▶

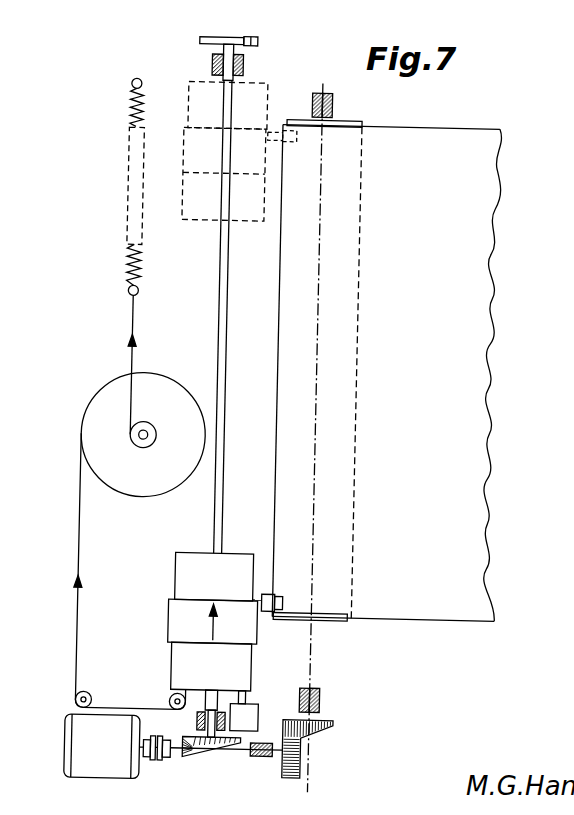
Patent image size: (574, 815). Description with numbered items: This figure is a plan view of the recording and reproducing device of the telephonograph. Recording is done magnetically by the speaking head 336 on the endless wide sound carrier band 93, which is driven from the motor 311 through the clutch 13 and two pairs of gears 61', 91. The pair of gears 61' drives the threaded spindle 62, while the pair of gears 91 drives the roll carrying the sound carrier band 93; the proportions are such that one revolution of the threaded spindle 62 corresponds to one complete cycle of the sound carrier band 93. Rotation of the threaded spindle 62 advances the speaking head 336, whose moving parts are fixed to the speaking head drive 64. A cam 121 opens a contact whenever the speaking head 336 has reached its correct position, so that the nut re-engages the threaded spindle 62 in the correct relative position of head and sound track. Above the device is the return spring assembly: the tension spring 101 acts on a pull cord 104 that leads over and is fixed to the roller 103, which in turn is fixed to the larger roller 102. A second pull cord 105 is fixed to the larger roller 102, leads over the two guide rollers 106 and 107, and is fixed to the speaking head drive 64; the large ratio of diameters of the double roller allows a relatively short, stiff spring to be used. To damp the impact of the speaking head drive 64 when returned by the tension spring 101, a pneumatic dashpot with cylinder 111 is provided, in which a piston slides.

The cam 121 is at (221, 41).
The threaded spindle 62 is at (221, 384).
The sound carrier band 93 is at (483, 170).
The tension spring 101 is at (123, 269).
The pull cord 104 is at (131, 325).
The larger roller 102 is at (116, 397).
The roller 103 is at (152, 431).
The second pull cord 105 is at (81, 535).
The guide roller 106 is at (93, 699).
The guide roller 107 is at (178, 702).
The speaking head drive 64 is at (183, 627).
The speaking head 336 is at (280, 597).
The cylinder 111 is at (259, 714).
The motor 311 is at (111, 772).
The clutch 13 is at (165, 763).
The pair of gears 61' is at (226, 760).
The pair of gears 91 is at (312, 737).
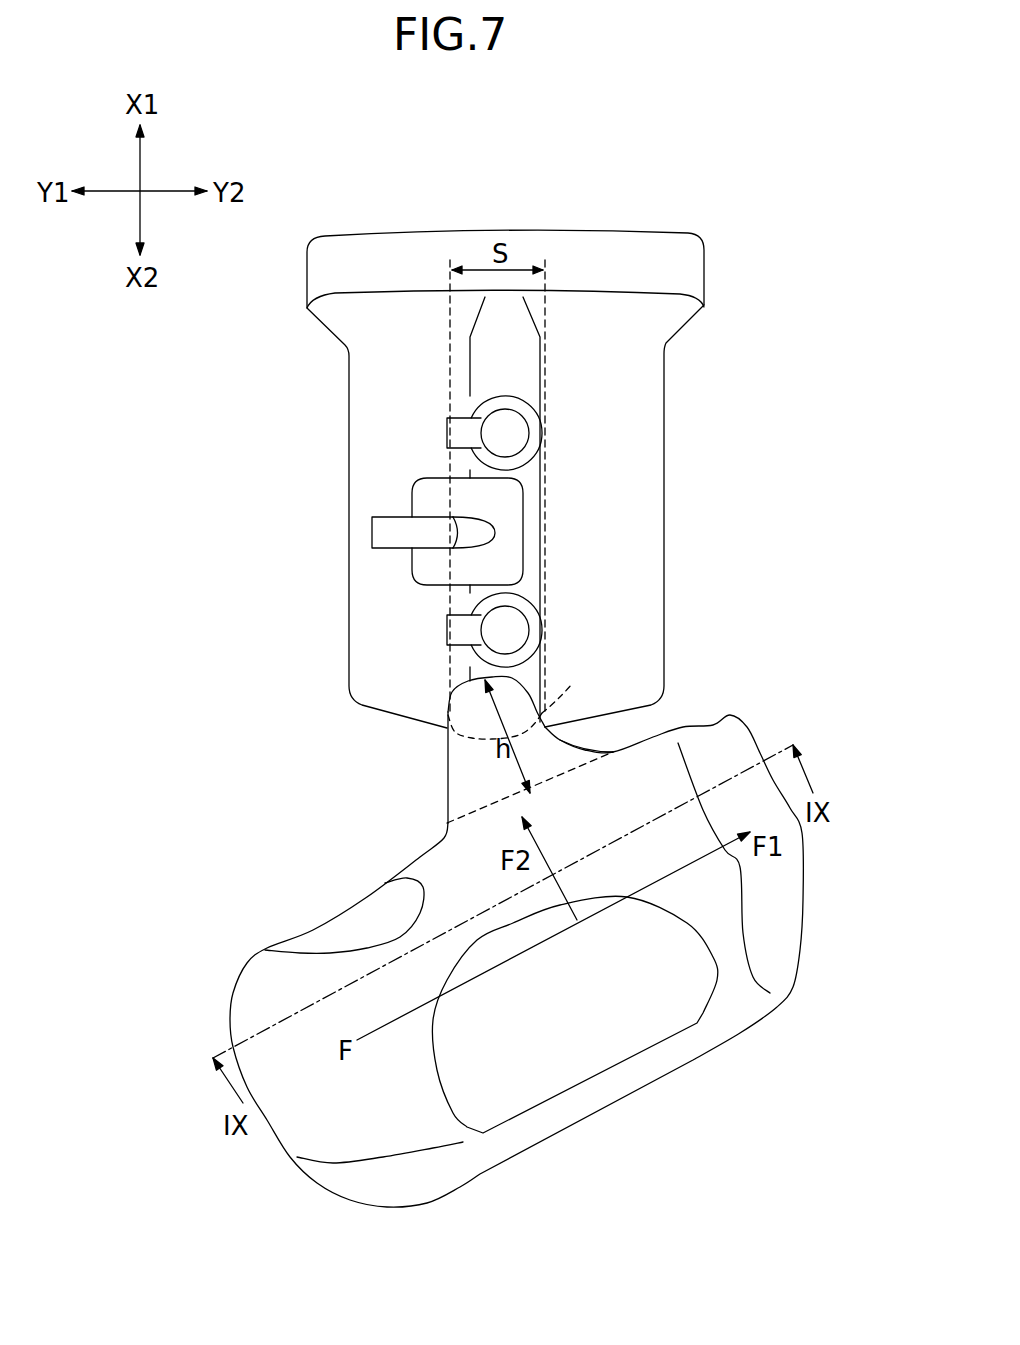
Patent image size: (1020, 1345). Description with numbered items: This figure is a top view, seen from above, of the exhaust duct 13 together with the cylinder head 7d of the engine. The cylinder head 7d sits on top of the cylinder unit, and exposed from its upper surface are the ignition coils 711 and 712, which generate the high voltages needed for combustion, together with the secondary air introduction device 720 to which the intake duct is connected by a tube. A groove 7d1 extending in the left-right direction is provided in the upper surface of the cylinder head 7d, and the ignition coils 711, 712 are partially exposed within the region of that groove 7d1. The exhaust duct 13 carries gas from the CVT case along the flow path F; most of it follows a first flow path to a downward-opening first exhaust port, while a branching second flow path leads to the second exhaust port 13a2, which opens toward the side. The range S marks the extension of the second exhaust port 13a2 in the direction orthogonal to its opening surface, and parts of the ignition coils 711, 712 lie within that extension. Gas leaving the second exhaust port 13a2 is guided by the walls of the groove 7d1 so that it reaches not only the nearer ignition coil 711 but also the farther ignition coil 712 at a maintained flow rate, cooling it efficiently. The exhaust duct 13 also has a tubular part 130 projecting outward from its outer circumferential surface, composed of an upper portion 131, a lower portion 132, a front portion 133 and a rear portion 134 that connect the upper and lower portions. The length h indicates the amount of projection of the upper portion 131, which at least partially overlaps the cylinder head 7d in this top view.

The cylinder head 7d is at (620, 238).
The groove 7d1 is at (541, 371).
The ignition coil 712 is at (447, 432).
The secondary air introduction device 720 is at (412, 490).
The ignition coil 711 is at (447, 630).
The upper portion 131 is at (450, 679).
The second exhaust port 13a2 is at (448, 715).
The lower portion 132 is at (572, 683).
The tubular part 130 is at (445, 757).
The front portion 133 is at (445, 785).
The rear portion 134 is at (580, 740).
The exhaust duct 13 is at (690, 1060).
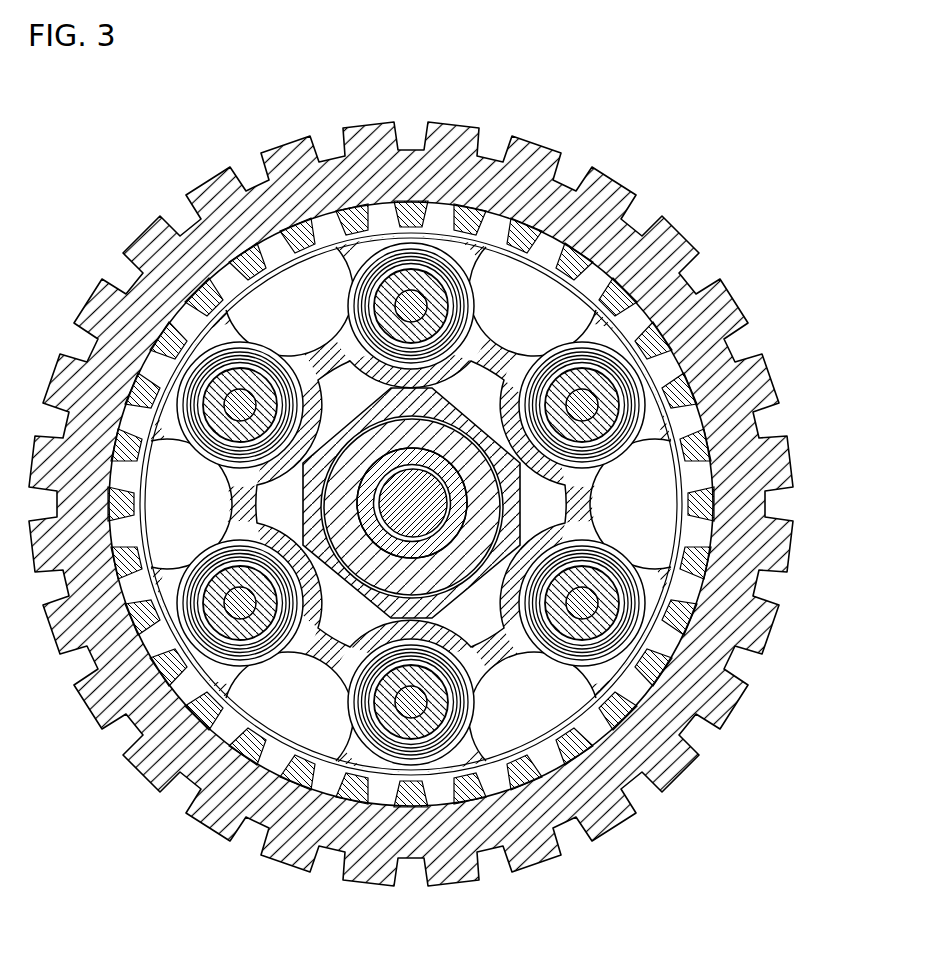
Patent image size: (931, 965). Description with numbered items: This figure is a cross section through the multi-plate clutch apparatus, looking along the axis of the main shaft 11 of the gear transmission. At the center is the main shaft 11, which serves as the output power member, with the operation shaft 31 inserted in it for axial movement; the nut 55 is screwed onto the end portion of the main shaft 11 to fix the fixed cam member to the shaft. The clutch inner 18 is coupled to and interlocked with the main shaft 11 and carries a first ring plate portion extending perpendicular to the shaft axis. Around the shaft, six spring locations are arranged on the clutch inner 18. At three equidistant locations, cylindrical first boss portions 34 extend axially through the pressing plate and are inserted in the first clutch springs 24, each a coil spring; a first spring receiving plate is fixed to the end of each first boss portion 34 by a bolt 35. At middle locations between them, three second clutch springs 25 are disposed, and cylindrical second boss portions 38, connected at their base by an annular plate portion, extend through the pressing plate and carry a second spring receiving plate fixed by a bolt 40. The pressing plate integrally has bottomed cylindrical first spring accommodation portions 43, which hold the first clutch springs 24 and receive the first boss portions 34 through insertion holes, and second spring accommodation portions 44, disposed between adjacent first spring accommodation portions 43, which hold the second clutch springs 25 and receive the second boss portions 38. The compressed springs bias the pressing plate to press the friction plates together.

The main shaft 11 is at (380, 568).
The clutch inner 18 is at (623, 765).
The first clutch spring 24 is at (700, 400).
The second clutch spring 25 is at (425, 258).
The operation shaft 31 is at (424, 484).
The first boss portion 34 is at (594, 378).
The bolt 35 is at (211, 463).
The second boss portion 38 is at (399, 273).
The bolt 40 is at (555, 197).
The first spring accommodation portion 43 is at (690, 424).
The second spring accommodation portion 44 is at (583, 338).
The nut 55 is at (514, 468).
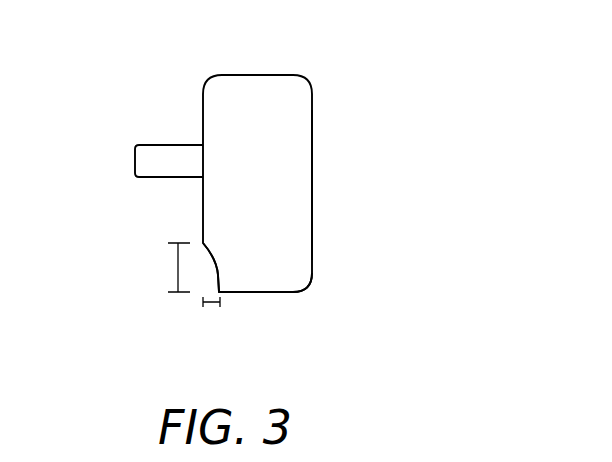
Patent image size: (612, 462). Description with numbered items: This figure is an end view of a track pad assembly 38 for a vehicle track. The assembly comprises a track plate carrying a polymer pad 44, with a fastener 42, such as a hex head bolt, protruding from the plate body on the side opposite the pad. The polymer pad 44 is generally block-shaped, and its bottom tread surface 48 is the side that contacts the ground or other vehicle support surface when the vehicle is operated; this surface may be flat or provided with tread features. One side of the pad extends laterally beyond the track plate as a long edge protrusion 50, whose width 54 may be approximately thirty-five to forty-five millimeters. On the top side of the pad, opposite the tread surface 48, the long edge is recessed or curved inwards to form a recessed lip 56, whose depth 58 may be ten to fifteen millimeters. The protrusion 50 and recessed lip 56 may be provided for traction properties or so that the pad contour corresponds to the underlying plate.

The track pad assembly 38 is at (344, 72).
The fastener 42 is at (172, 145).
The polymer pad 44 is at (288, 212).
The tread surface 48 is at (312, 145).
The long edge protrusion 50 is at (272, 277).
The width 54 is at (177, 266).
The recessed lip 56 is at (217, 270).
The depth 58 is at (212, 308).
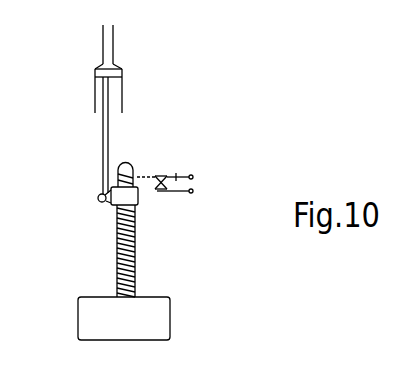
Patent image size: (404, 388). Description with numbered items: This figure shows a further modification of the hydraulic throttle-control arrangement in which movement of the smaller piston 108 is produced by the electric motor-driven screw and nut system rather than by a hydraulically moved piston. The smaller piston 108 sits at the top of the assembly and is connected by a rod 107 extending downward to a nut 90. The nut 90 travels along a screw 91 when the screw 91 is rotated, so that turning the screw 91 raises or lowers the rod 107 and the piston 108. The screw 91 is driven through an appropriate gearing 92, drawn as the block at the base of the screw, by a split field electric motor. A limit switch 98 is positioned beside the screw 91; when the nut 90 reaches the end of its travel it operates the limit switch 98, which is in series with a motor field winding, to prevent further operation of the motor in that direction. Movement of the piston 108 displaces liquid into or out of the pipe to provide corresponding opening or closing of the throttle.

The nut 90 is at (112, 207).
The screw 91 is at (138, 227).
The gearing 92 is at (135, 329).
The limit switch 98 is at (177, 176).
The rod 107 is at (104, 141).
The smaller piston 108 is at (114, 75).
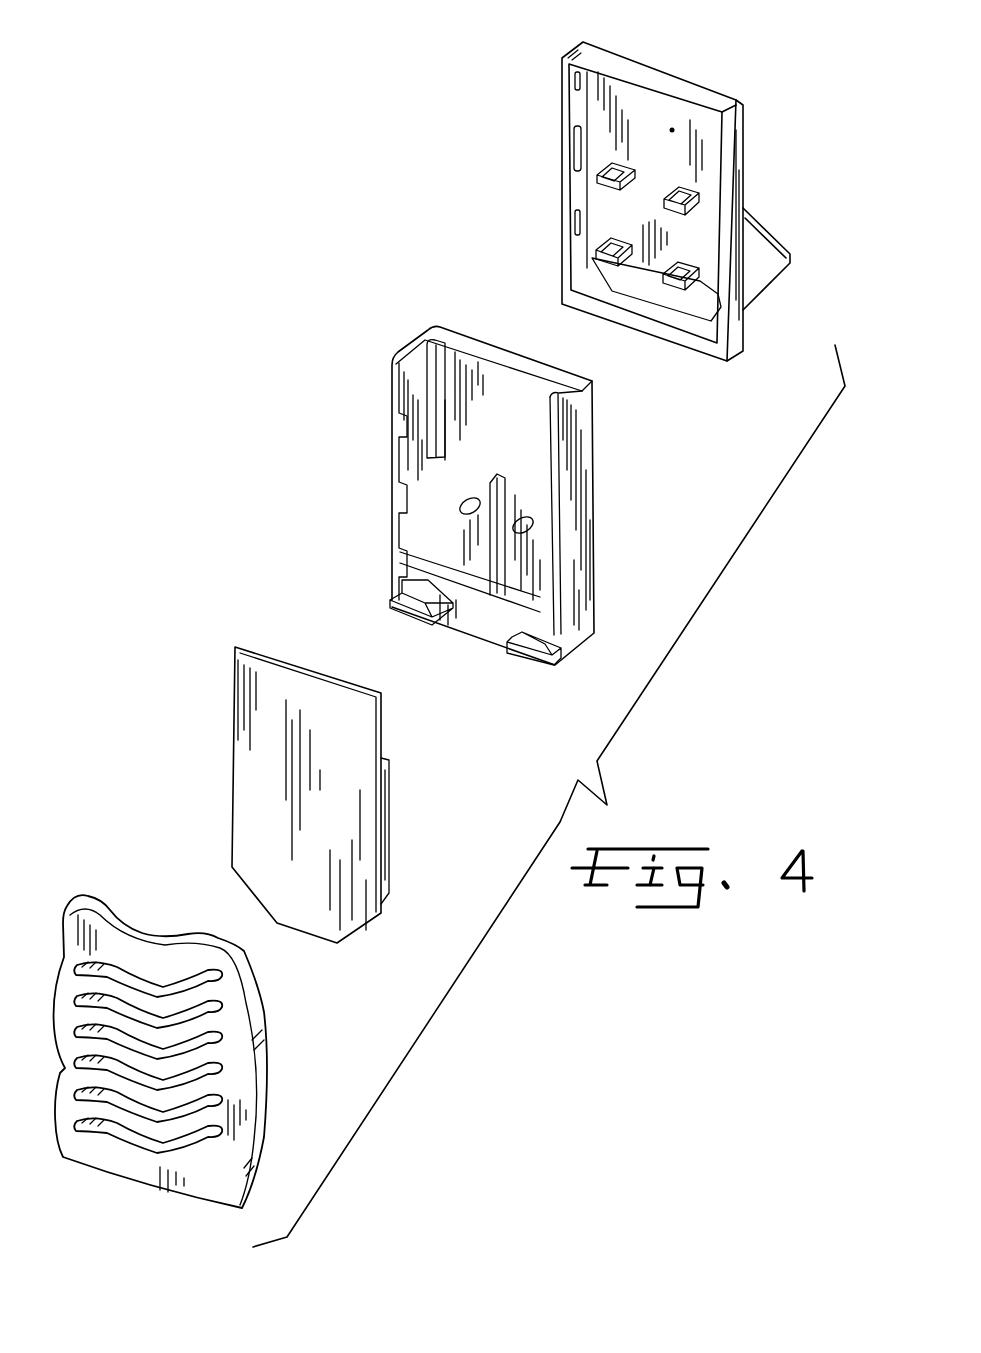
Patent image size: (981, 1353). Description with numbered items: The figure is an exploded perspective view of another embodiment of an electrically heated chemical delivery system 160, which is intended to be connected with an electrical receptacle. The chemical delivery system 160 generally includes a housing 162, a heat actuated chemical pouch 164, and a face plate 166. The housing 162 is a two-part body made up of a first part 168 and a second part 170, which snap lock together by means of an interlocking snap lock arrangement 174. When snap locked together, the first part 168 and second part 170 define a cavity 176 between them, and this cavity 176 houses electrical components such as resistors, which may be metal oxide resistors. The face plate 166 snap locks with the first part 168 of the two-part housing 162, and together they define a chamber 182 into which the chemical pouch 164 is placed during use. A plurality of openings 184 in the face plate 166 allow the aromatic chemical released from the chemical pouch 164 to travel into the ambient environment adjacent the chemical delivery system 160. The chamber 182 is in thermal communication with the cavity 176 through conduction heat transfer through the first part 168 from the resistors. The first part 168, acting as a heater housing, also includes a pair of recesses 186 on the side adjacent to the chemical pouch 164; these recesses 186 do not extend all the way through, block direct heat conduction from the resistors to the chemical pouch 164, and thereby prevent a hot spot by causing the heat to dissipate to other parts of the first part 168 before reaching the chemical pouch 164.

The electrically heated chemical delivery system 160 is at (343, 208).
The housing 162 is at (540, 240).
The heat actuated chemical pouch 164 is at (218, 632).
The face plate 166 is at (191, 993).
The first part 168 is at (595, 550).
The second part 170 is at (725, 362).
The interlocking snap lock arrangement 174 is at (577, 139).
The cavity 176 is at (672, 130).
The chamber 182 is at (510, 392).
The openings 184 is at (217, 1017).
The recesses 186 is at (523, 518).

◀

DIRECTIONS FOR THIS TASK >>
Render the part that opens with the line containing "Patent image size: (931, 965)." and closes with the line containing "The bolt 40 is at (555, 197)." as a JSON list of strings, one string per line, with both end lines included and blank lines omitted.

RESPONSE TO THIS EXERCISE >>
[
  "Patent image size: (931, 965). Description with numbered items: This figure is a cross section through the multi-plate clutch apparatus, looking along the axis of the main shaft 11 of the gear transmission. At the center is the main shaft 11, which serves as the output power member, with the operation shaft 31 inserted in it for axial movement; the nut 55 is screwed onto the end portion of the main shaft 11 to fix the fixed cam member to the shaft. The clutch inner 18 is coupled to and interlocked with the main shaft 11 and carries a first ring plate portion extending perpendicular to the shaft axis. Around the shaft, six spring locations are arranged on the clutch inner 18. At three equidistant locations, cylindrical first boss portions 34 extend axially through the pressing plate and are inserted in the first clutch springs 24, each a coil spring; a first spring receiving plate is fixed to the end of each first boss portion 34 by a bolt 35. At middle locations between them, three second clutch springs 25 are disposed, and cylindrical second boss portions 38, connected at their base by an annular plate portion, extend through the pressing plate and carry a second spring receiving plate fixed by a bolt 40. The pressing plate integrally has bottomed cylindrical first spring accommodation portions 43, which hold the first clutch springs 24 and receive the first boss portions 34 through insertion holes, and second spring accommodation portions 44, disposed between adjacent first spring accommodation portions 43, which hold the second clutch springs 25 and receive the second boss portions 38. The compressed springs bias the pressing plate to press the friction plates together.",
  "The main shaft 11 is at (380, 568).",
  "The clutch inner 18 is at (623, 765).",
  "The first clutch spring 24 is at (700, 400).",
  "The second clutch spring 25 is at (425, 258).",
  "The operation shaft 31 is at (424, 484).",
  "The first boss portion 34 is at (594, 378).",
  "The bolt 35 is at (211, 463).",
  "The second boss portion 38 is at (399, 273).",
  "The bolt 40 is at (555, 197)."
]